__What you are asked to do__
Set down the data below without change, skipping the pictures it holds.

## Start The data

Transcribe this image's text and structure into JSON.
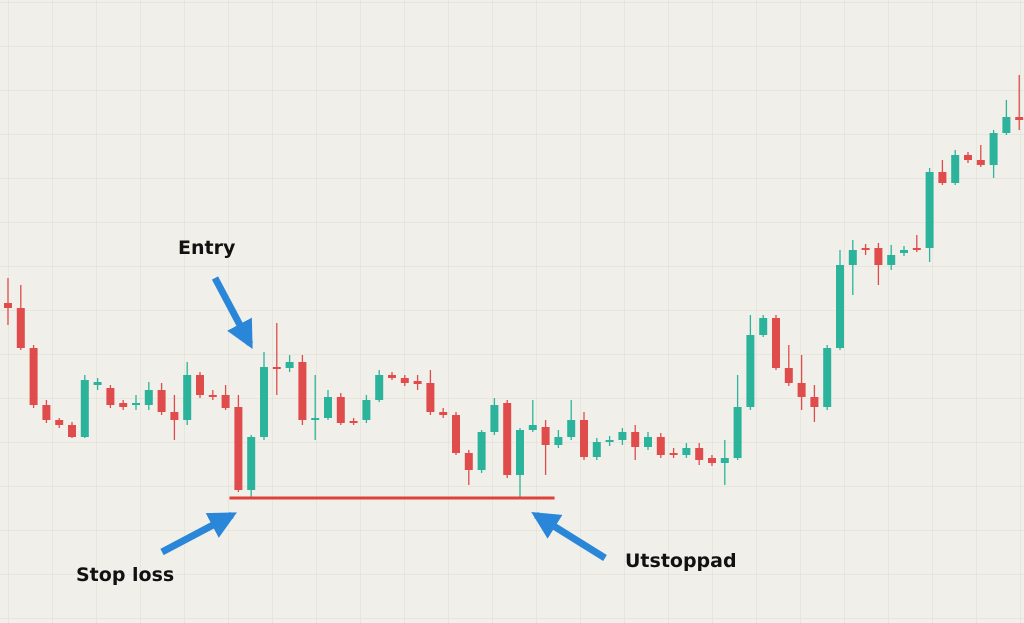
{
  "chart_data": {
    "type": "candlestick",
    "up_color": "#2bb39b",
    "down_color": "#e04b4b",
    "ylim": [
      0,
      623
    ],
    "open": [
      320,
      315,
      275,
      218,
      203,
      198,
      186,
      238,
      235,
      220,
      218,
      218,
      233,
      211,
      203,
      248,
      228,
      228,
      216,
      133,
      186,
      256,
      255,
      261,
      203,
      205,
      226,
      202,
      203,
      223,
      248,
      245,
      242,
      240,
      211,
      208,
      170,
      153,
      191,
      220,
      148,
      193,
      196,
      178,
      186,
      203,
      166,
      181,
      183,
      191,
      176,
      186,
      170,
      168,
      175,
      165,
      160,
      165,
      216,
      288,
      305,
      255,
      240,
      226,
      216,
      275,
      358,
      375,
      375,
      358,
      370,
      375,
      375,
      451,
      440,
      468,
      463,
      458,
      490,
      506
    ],
    "high": [
      345,
      338,
      278,
      223,
      205,
      201,
      248,
      245,
      238,
      223,
      228,
      241,
      240,
      228,
      261,
      251,
      233,
      238,
      228,
      188,
      271,
      300,
      268,
      268,
      248,
      233,
      230,
      205,
      228,
      253,
      251,
      248,
      248,
      253,
      215,
      211,
      173,
      193,
      225,
      223,
      195,
      223,
      203,
      193,
      223,
      211,
      185,
      187,
      195,
      198,
      191,
      190,
      175,
      180,
      180,
      168,
      183,
      248,
      308,
      308,
      308,
      278,
      268,
      238,
      278,
      373,
      383,
      379,
      380,
      378,
      377,
      388,
      455,
      463,
      473,
      471,
      478,
      493,
      523,
      548
    ],
    "low": [
      298,
      273,
      215,
      200,
      195,
      185,
      185,
      233,
      215,
      213,
      213,
      213,
      208,
      183,
      198,
      225,
      223,
      213,
      131,
      126,
      183,
      228,
      251,
      198,
      183,
      203,
      198,
      198,
      200,
      221,
      243,
      237,
      233,
      208,
      205,
      168,
      138,
      150,
      188,
      145,
      126,
      191,
      148,
      175,
      183,
      163,
      163,
      177,
      178,
      163,
      173,
      165,
      165,
      165,
      158,
      157,
      138,
      163,
      213,
      286,
      253,
      237,
      213,
      201,
      213,
      273,
      328,
      368,
      338,
      353,
      367,
      371,
      361,
      438,
      438,
      460,
      456,
      445,
      488,
      493
    ],
    "close": [
      315,
      275,
      218,
      203,
      198,
      186,
      243,
      241,
      218,
      216,
      220,
      233,
      211,
      203,
      248,
      228,
      226,
      215,
      133,
      186,
      256,
      254,
      261,
      203,
      205,
      226,
      200,
      200,
      223,
      248,
      245,
      240,
      239,
      211,
      208,
      170,
      153,
      191,
      218,
      148,
      193,
      198,
      178,
      186,
      203,
      166,
      181,
      183,
      191,
      176,
      186,
      168,
      168,
      175,
      163,
      160,
      165,
      216,
      288,
      305,
      255,
      240,
      226,
      216,
      275,
      358,
      373,
      373,
      358,
      368,
      373,
      373,
      451,
      440,
      468,
      463,
      458,
      490,
      506,
      503
    ],
    "stop_level": {
      "value": 125,
      "color": "#e0413a"
    },
    "annotations": [
      "Entry",
      "Stop loss",
      "Utstoppad"
    ]
  }
}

## End The data

__Exercise answer__
Transcribe this image's text and structure into JSON.
{
  "chart_data": {
    "type": "candlestick",
    "up_color": "#2bb39b",
    "down_color": "#e04b4b",
    "ylim": [
      0,
      623
    ],
    "open": [
      320,
      315,
      275,
      218,
      203,
      198,
      186,
      238,
      235,
      220,
      218,
      218,
      233,
      211,
      203,
      248,
      228,
      228,
      216,
      133,
      186,
      256,
      255,
      261,
      203,
      205,
      226,
      202,
      203,
      223,
      248,
      245,
      242,
      240,
      211,
      208,
      170,
      153,
      191,
      220,
      148,
      193,
      196,
      178,
      186,
      203,
      166,
      181,
      183,
      191,
      176,
      186,
      170,
      168,
      175,
      165,
      160,
      165,
      216,
      288,
      305,
      255,
      240,
      226,
      216,
      275,
      358,
      375,
      375,
      358,
      370,
      375,
      375,
      451,
      440,
      468,
      463,
      458,
      490,
      506
    ],
    "high": [
      345,
      338,
      278,
      223,
      205,
      201,
      248,
      245,
      238,
      223,
      228,
      241,
      240,
      228,
      261,
      251,
      233,
      238,
      228,
      188,
      271,
      300,
      268,
      268,
      248,
      233,
      230,
      205,
      228,
      253,
      251,
      248,
      248,
      253,
      215,
      211,
      173,
      193,
      225,
      223,
      195,
      223,
      203,
      193,
      223,
      211,
      185,
      187,
      195,
      198,
      191,
      190,
      175,
      180,
      180,
      168,
      183,
      248,
      308,
      308,
      308,
      278,
      268,
      238,
      278,
      373,
      383,
      379,
      380,
      378,
      377,
      388,
      455,
      463,
      473,
      471,
      478,
      493,
      523,
      548
    ],
    "low": [
      298,
      273,
      215,
      200,
      195,
      185,
      185,
      233,
      215,
      213,
      213,
      213,
      208,
      183,
      198,
      225,
      223,
      213,
      131,
      126,
      183,
      228,
      251,
      198,
      183,
      203,
      198,
      198,
      200,
      221,
      243,
      237,
      233,
      208,
      205,
      168,
      138,
      150,
      188,
      145,
      126,
      191,
      148,
      175,
      183,
      163,
      163,
      177,
      178,
      163,
      173,
      165,
      165,
      165,
      158,
      157,
      138,
      163,
      213,
      286,
      253,
      237,
      213,
      201,
      213,
      273,
      328,
      368,
      338,
      353,
      367,
      371,
      361,
      438,
      438,
      460,
      456,
      445,
      488,
      493
    ],
    "close": [
      315,
      275,
      218,
      203,
      198,
      186,
      243,
      241,
      218,
      216,
      220,
      233,
      211,
      203,
      248,
      228,
      226,
      215,
      133,
      186,
      256,
      254,
      261,
      203,
      205,
      226,
      200,
      200,
      223,
      248,
      245,
      240,
      239,
      211,
      208,
      170,
      153,
      191,
      218,
      148,
      193,
      198,
      178,
      186,
      203,
      166,
      181,
      183,
      191,
      176,
      186,
      168,
      168,
      175,
      163,
      160,
      165,
      216,
      288,
      305,
      255,
      240,
      226,
      216,
      275,
      358,
      373,
      373,
      358,
      368,
      373,
      373,
      451,
      440,
      468,
      463,
      458,
      490,
      506,
      503
    ],
    "stop_level": {
      "value": 125,
      "color": "#e0413a"
    },
    "annotations": [
      "Entry",
      "Stop loss",
      "Utstoppad"
    ]
  }
}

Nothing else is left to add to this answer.